Saved data entries =

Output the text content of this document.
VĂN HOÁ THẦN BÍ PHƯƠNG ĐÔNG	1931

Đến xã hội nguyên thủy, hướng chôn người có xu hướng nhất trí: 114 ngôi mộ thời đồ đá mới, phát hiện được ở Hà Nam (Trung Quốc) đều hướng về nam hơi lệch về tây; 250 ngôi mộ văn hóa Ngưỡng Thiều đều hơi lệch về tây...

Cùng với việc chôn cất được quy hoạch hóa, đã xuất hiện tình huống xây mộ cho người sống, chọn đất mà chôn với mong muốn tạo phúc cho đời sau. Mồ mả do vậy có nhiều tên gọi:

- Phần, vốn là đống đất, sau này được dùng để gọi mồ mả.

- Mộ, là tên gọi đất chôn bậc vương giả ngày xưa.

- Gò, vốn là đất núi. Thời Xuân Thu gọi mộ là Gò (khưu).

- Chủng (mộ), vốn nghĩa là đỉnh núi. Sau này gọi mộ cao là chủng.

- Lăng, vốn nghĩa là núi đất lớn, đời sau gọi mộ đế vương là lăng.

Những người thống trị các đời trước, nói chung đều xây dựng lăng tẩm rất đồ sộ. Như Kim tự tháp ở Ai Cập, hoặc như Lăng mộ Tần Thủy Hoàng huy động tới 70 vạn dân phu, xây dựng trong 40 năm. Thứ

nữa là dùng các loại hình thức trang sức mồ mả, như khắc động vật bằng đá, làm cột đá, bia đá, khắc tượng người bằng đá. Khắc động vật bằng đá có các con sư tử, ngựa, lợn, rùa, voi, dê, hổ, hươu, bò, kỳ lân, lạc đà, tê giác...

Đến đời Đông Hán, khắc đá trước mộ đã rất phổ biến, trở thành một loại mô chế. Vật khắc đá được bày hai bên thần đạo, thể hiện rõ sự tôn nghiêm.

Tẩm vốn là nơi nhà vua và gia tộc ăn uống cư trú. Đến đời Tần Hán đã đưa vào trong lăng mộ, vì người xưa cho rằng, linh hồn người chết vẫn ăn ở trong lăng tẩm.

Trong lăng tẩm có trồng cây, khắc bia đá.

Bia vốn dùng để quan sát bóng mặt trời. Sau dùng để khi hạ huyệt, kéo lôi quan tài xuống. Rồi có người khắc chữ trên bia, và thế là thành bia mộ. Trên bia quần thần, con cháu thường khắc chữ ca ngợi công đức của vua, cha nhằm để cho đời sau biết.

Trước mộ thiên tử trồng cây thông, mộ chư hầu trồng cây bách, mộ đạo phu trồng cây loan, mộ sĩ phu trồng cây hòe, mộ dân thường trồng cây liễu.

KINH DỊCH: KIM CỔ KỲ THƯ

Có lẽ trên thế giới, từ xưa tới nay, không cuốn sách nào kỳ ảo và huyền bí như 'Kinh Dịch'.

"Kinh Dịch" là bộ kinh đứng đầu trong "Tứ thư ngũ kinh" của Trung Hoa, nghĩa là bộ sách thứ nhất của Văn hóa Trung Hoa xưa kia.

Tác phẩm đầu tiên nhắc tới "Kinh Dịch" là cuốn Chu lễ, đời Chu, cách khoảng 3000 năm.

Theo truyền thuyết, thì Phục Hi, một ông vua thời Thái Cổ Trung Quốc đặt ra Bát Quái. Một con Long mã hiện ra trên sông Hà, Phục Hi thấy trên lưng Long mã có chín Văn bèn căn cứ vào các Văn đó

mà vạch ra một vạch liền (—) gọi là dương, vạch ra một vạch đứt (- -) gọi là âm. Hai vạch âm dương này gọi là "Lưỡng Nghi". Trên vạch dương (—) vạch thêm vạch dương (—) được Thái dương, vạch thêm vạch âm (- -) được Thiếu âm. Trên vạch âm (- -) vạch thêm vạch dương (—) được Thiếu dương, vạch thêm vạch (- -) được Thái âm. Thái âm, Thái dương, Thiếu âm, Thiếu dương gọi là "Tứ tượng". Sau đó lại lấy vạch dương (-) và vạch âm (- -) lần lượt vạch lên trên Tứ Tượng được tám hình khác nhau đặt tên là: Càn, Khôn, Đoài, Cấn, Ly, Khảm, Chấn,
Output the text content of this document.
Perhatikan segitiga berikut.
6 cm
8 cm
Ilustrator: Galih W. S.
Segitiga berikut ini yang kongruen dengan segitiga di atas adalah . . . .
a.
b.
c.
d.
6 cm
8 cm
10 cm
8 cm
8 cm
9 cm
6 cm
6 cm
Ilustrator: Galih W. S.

WHAT IS NEEDED = All lines of the data above that include the word "vương" must be shown.

FINAL RESULT =
- Mộ, là tên gọi đất chôn bậc vương giả ngày xưa.
- Lăng, vốn nghĩa là núi đất lớn, đời sau gọi mộ đế vương là lăng.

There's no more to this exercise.